TASK:
Filter the listing and keep only the lines with the word "नगरप".

====== RECORDS PROVIDED ======

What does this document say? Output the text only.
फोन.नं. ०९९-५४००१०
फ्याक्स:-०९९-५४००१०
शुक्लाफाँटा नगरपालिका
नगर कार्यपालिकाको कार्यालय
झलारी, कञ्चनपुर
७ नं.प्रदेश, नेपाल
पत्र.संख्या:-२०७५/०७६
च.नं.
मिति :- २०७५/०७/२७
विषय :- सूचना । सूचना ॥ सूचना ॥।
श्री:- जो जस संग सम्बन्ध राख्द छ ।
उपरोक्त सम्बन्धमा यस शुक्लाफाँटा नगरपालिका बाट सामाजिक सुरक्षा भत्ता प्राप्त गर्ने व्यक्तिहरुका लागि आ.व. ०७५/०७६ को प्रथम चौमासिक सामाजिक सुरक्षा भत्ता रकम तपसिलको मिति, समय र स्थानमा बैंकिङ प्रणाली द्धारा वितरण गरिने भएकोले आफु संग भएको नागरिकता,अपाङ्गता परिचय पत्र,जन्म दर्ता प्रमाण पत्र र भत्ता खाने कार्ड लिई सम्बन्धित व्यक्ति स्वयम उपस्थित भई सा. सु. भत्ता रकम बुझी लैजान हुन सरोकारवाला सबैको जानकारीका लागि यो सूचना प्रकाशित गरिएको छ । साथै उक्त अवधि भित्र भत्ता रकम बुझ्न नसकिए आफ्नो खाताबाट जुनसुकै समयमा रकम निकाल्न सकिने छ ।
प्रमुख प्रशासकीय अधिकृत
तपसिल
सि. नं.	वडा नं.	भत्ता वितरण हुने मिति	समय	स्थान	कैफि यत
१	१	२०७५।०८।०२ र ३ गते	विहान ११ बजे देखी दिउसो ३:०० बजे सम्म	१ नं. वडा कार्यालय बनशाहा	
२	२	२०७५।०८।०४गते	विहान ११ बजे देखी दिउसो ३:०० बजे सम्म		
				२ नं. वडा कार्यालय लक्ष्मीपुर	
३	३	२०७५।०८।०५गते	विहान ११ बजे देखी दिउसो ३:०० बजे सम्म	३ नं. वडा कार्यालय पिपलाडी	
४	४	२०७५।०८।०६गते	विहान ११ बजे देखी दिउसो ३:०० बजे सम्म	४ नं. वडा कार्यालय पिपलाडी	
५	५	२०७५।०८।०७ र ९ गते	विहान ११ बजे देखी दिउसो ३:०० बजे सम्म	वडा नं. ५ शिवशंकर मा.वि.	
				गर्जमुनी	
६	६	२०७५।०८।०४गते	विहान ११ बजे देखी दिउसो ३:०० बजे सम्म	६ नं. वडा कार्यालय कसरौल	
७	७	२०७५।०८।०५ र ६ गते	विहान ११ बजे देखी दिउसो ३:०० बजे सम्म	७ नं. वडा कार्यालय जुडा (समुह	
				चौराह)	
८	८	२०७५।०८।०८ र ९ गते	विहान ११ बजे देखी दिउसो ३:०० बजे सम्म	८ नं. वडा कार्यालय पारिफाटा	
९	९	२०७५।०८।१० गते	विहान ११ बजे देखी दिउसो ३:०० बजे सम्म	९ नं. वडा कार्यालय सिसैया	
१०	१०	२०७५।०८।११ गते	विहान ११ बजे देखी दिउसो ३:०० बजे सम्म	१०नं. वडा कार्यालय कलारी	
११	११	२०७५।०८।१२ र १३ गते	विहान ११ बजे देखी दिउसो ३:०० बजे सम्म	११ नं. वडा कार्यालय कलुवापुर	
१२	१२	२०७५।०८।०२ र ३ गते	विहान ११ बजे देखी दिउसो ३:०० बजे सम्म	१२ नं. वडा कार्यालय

======

EXERCISE SOLUTION:
शुक्लाफाँटा नगरपालिका
उपरोक्त सम्बन्धमा यस शुक्लाफाँटा नगरपालिका बाट सामाजिक सुरक्षा भत्ता प्राप्त गर्ने व्यक्तिहरुका लागि आ.व. ०७५/०७६ को प्रथम चौमासिक सामाजिक सुरक्षा भत्ता रकम तपसिलको मिति, समय र स्थानमा बैंकिङ प्रणाली द्धारा वितरण गरिने भएकोले आफु संग भएको नागरिकता,अपाङ्गता परिचय पत्र,जन्म दर्ता प्रमाण पत्र र भत्ता खाने कार्ड लिई सम्बन्धित व्यक्ति स्वयम उपस्थित भई सा. सु. भत्ता रकम बुझी लैजान हुन सरोकारवाला सबैको जानकारीका लागि यो सूचना प्रकाशित गरिएको छ । साथै उक्त अवधि भित्र भत्ता रकम बुझ्न नसकिए आफ्नो खाताबाट जुनसुकै समयमा रकम निकाल्न सकिने छ ।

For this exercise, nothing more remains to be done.